■ Direction: Return each line holding the string "поселений".

■ Records shown:
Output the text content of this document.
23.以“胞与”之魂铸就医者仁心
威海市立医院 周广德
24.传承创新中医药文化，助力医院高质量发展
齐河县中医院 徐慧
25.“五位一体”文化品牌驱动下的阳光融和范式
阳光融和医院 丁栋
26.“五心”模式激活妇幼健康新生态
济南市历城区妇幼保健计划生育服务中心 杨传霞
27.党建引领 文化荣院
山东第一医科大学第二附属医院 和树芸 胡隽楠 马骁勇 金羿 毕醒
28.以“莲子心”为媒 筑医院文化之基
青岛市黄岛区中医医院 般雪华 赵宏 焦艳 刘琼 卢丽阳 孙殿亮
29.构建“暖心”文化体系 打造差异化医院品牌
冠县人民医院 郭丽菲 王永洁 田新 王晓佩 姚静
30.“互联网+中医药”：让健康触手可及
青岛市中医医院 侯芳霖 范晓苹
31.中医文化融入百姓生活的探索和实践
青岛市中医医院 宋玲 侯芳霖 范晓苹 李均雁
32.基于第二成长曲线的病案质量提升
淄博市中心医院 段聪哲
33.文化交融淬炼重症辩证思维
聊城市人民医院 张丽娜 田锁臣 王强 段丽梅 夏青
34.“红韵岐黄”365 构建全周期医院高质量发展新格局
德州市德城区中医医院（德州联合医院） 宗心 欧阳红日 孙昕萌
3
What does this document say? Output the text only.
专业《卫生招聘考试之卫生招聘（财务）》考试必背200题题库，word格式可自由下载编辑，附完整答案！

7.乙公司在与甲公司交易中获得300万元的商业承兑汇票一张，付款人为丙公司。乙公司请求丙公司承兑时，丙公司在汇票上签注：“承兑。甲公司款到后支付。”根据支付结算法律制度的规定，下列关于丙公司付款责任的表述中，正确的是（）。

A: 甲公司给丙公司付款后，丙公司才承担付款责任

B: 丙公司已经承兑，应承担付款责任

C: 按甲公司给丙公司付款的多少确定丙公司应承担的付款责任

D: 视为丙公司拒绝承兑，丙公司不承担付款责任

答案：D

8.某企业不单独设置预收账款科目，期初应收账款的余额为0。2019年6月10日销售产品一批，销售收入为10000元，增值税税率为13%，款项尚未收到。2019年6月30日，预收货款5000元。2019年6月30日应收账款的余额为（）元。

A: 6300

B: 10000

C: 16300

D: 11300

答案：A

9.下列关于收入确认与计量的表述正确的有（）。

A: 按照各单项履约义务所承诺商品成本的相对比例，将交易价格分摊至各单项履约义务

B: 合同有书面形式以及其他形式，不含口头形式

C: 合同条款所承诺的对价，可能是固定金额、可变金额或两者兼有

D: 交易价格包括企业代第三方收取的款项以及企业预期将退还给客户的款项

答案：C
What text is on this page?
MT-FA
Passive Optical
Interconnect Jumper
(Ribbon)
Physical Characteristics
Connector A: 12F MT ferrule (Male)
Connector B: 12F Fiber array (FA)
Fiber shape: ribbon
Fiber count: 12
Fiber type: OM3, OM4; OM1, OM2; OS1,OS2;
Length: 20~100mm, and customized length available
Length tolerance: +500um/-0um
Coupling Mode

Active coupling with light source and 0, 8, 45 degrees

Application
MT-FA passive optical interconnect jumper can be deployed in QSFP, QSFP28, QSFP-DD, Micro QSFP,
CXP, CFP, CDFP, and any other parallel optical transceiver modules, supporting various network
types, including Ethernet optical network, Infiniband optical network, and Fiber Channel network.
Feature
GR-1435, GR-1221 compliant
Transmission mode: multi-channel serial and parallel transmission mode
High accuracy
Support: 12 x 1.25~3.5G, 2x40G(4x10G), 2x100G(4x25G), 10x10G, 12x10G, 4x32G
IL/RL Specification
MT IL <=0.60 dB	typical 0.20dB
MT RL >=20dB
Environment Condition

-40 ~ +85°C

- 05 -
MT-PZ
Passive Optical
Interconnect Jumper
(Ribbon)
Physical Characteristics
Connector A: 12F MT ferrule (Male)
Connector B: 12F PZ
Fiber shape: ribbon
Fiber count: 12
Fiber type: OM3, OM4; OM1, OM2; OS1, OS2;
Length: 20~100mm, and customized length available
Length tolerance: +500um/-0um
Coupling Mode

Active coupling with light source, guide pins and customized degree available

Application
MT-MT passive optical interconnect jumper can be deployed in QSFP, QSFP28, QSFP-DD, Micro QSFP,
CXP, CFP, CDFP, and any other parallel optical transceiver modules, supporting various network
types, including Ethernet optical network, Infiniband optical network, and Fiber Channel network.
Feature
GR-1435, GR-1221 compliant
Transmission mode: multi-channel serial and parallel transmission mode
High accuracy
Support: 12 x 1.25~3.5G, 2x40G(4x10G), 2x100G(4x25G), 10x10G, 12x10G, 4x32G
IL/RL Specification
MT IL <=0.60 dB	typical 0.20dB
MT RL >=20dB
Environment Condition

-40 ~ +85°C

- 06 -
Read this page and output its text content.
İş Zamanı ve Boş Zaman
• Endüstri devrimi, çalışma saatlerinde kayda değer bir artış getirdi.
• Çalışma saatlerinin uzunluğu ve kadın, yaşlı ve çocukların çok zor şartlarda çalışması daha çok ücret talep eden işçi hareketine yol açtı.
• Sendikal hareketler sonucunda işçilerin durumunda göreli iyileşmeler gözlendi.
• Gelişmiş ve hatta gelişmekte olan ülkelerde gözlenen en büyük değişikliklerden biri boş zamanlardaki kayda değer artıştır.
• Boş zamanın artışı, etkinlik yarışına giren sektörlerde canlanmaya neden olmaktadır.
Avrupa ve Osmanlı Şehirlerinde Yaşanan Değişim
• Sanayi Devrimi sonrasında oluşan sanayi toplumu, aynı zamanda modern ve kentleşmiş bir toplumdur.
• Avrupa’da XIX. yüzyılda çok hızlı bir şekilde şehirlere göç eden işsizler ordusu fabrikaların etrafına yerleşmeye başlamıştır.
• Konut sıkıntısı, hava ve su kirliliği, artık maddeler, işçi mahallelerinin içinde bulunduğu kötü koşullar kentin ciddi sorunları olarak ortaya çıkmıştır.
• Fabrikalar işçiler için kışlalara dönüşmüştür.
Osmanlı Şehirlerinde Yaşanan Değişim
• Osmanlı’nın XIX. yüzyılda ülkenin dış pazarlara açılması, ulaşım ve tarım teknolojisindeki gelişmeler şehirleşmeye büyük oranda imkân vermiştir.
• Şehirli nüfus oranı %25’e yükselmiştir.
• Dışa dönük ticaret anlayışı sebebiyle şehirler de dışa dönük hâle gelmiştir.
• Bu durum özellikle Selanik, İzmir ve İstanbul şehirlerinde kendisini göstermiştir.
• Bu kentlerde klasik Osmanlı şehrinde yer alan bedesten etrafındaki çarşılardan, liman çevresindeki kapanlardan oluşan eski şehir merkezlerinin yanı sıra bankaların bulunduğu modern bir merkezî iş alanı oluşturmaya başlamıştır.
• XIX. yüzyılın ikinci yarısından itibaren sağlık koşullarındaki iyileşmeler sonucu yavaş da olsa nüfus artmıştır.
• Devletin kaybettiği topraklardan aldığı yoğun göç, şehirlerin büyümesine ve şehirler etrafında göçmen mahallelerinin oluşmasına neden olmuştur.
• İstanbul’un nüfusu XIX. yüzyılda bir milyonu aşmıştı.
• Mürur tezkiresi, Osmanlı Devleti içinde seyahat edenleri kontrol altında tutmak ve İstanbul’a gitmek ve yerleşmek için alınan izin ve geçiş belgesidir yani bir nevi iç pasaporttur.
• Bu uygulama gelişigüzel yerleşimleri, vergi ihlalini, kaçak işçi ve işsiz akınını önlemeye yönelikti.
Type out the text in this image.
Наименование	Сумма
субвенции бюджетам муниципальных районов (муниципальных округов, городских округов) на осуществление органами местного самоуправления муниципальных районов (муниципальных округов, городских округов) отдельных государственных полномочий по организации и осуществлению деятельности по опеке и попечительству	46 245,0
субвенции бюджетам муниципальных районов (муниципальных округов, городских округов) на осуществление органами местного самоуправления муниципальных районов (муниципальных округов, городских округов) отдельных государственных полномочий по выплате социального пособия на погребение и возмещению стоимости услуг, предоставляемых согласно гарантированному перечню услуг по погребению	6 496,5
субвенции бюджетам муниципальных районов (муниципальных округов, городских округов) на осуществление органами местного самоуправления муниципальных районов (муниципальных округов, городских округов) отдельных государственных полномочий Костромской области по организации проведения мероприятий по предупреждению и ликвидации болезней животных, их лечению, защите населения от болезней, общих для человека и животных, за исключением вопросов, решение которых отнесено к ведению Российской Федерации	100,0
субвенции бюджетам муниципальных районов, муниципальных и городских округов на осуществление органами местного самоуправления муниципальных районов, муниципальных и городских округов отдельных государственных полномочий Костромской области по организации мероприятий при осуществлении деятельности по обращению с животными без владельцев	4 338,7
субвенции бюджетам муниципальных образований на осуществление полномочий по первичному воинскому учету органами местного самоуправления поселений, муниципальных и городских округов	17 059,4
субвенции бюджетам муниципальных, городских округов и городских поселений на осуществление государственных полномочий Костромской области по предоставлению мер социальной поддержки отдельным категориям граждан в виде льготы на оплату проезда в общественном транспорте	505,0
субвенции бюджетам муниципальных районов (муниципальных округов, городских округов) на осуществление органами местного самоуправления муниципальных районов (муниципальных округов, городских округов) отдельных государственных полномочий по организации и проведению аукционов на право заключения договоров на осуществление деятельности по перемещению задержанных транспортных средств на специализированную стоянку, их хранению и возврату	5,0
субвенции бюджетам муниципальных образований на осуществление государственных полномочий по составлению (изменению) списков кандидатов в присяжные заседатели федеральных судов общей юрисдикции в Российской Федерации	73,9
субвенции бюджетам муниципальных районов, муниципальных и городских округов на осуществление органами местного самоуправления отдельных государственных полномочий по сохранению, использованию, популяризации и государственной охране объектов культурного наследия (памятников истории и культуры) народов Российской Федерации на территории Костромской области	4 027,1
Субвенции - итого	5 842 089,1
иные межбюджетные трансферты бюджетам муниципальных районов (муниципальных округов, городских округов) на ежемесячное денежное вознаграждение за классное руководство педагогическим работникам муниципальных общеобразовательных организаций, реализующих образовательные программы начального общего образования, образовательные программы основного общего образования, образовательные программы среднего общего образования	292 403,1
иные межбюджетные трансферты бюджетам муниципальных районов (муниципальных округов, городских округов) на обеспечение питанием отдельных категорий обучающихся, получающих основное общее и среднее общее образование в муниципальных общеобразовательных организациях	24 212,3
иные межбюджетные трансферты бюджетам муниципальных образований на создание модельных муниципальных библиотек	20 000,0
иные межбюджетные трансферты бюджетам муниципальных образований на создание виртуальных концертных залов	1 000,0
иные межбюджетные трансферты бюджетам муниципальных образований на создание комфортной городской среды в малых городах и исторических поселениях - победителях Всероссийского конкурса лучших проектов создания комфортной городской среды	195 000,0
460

■ Reply to the exercise:
субвенции бюджетам муниципальных образований на осуществление полномочий по первичному воинскому учету органами местного самоуправления поселений, муниципальных и городских округов	17 059,4
субвенции бюджетам муниципальных, городских округов и городских поселений на осуществление государственных полномочий Костромской области по предоставлению мер социальной поддержки отдельным категориям граждан в виде льготы на оплату проезда в общественном транспорте	505,0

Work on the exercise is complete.